[STATED EXERCISE]:
From the records below, pull out each line that contains the string "shaped", matching case exactly, and copy those lines unchanged.

[RECORDS PROVIDED]:

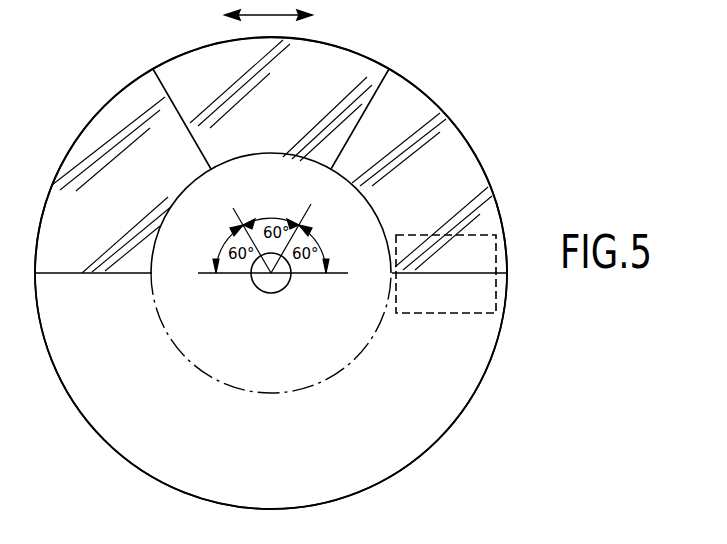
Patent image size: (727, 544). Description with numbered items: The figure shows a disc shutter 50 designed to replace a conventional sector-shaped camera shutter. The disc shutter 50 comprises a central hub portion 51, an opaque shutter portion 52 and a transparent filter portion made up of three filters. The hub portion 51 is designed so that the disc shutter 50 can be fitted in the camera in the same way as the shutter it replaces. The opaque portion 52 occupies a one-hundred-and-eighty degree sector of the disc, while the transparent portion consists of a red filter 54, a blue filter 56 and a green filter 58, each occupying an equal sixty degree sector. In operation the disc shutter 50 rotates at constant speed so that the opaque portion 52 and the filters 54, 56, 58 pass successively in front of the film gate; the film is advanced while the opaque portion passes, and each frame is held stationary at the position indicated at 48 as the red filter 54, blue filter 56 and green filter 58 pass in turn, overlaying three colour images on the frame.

The film frame position 48 is at (477, 233).
The disc shutter 50 is at (377, 468).
The hub portion 51 is at (232, 370).
The opaque shutter portion 52 is at (87, 392).
The red filter 54 is at (113, 110).
The blue filter 56 is at (348, 66).
The green filter 58 is at (406, 114).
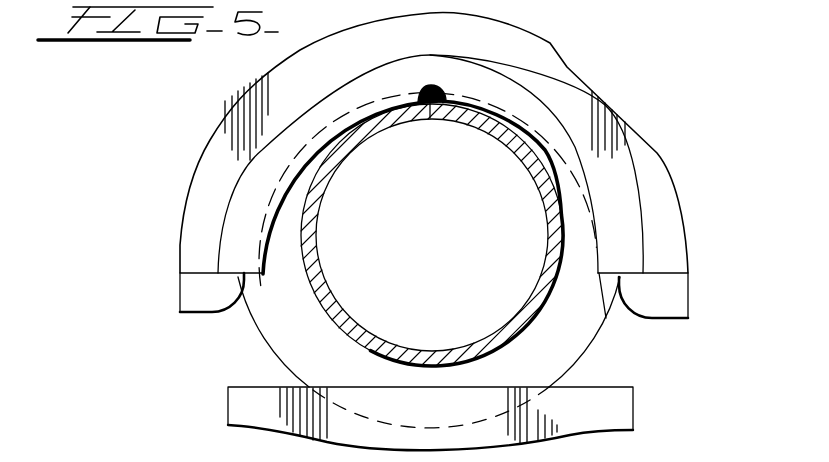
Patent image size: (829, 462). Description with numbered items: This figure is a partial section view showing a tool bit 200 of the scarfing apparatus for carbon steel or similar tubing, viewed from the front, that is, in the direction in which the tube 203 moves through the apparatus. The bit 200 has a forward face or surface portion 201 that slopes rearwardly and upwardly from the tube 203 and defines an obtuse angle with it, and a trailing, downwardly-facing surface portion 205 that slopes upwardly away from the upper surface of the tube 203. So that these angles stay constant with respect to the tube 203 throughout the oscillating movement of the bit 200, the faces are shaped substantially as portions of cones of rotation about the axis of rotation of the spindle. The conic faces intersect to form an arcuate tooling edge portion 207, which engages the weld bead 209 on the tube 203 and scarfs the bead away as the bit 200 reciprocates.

The tool bit 200 is at (630, 237).
The forward face 201 is at (620, 210).
The tube 203 is at (553, 238).
The trailing surface portion 205 is at (263, 240).
The arcuate tooling edge portion 207 is at (283, 197).
The weld bead 209 is at (447, 88).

[SOLUTION FOR THIS PROBLEM]:
Patent image size: (727, 544). Description with numbered items: The figure shows a disc shutter 50 designed to replace a conventional sector-shaped camera shutter. The disc shutter 50 comprises a central hub portion 51, an opaque shutter portion 52 and a transparent filter portion made up of three filters. The hub portion 51 is designed so that the disc shutter 50 can be fitted in the camera in the same way as the shutter it replaces. The opaque portion 52 occupies a one-hundred-and-eighty degree sector of the disc, while the transparent portion consists of a red filter 54, a blue filter 56 and a green filter 58, each occupying an equal sixty degree sector. In operation the disc shutter 50 rotates at constant speed so that the opaque portion 52 and the filters 54, 56, 58 pass successively in front of the film gate; the film is advanced while the opaque portion passes, and each frame is held stationary at the position indicated at 48 as the red filter 54, blue filter 56 and green filter 58 pass in turn, overlaying three colour images on the frame.
Patent image size: (829, 462). Description with numbered items: This figure is a partial section view showing a tool bit 200 of the scarfing apparatus for carbon steel or similar tubing, viewed from the front, that is, in the direction in which the tube 203 moves through the apparatus. The bit 200 has a forward face or surface portion 201 that slopes rearwardly and upwardly from the tube 203 and defines an obtuse angle with it, and a trailing, downwardly-facing surface portion 205 that slopes upwardly away from the upper surface of the tube 203. So that these angles stay constant with respect to the tube 203 throughout the oscillating movement of the bit 200, the faces are shaped substantially as portions of cones of rotation about the axis of rotation of the spindle. The conic faces intersect to form an arcuate tooling edge portion 207, which engages the weld bead 209 on the tube 203 and scarfs the bead away as the bit 200 reciprocates.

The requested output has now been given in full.